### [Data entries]

____________________

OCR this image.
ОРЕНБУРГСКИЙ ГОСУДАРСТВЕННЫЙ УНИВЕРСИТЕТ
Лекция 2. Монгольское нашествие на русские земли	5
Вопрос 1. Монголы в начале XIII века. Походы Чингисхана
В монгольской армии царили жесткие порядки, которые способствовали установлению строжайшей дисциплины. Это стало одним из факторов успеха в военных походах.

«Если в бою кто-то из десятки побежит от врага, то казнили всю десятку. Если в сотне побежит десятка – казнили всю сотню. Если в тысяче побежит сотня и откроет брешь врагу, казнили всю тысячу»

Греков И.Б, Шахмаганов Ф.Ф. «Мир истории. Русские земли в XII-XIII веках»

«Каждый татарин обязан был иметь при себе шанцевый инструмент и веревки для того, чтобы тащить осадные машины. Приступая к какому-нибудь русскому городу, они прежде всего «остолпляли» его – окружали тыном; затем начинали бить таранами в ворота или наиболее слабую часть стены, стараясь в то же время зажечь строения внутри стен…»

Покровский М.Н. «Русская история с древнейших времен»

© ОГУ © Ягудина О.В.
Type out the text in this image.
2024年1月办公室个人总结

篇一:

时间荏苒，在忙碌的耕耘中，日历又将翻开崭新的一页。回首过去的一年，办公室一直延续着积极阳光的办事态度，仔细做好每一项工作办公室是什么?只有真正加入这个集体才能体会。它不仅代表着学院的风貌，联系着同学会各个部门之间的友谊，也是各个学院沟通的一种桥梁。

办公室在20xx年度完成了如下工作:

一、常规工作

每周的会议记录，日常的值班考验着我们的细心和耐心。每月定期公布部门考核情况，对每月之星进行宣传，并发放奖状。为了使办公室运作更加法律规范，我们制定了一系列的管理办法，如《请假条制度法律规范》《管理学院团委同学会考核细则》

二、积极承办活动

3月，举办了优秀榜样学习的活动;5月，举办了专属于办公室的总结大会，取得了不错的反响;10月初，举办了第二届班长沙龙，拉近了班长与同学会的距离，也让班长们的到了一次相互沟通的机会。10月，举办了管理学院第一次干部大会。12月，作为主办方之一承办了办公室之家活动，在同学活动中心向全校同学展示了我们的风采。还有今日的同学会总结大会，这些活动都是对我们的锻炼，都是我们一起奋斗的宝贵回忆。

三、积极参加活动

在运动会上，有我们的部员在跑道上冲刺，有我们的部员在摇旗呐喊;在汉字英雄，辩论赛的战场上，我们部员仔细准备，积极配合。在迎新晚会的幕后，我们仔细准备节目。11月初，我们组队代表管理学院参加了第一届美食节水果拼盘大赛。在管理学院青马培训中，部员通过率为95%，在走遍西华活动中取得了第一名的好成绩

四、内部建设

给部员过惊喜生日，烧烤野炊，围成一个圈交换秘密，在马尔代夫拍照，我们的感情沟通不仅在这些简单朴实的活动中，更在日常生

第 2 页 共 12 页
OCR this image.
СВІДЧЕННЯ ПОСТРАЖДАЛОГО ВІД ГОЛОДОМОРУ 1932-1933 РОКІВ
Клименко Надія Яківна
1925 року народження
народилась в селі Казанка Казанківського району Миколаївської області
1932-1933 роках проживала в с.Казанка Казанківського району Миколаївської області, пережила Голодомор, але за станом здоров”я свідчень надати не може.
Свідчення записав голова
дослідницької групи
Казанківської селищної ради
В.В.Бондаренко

____________________

### [TASK TO CARRY OUT]
Report how many lines in the listing include the word "району". Give nothing but the count.

### [EXERCISE OUTPUT]
2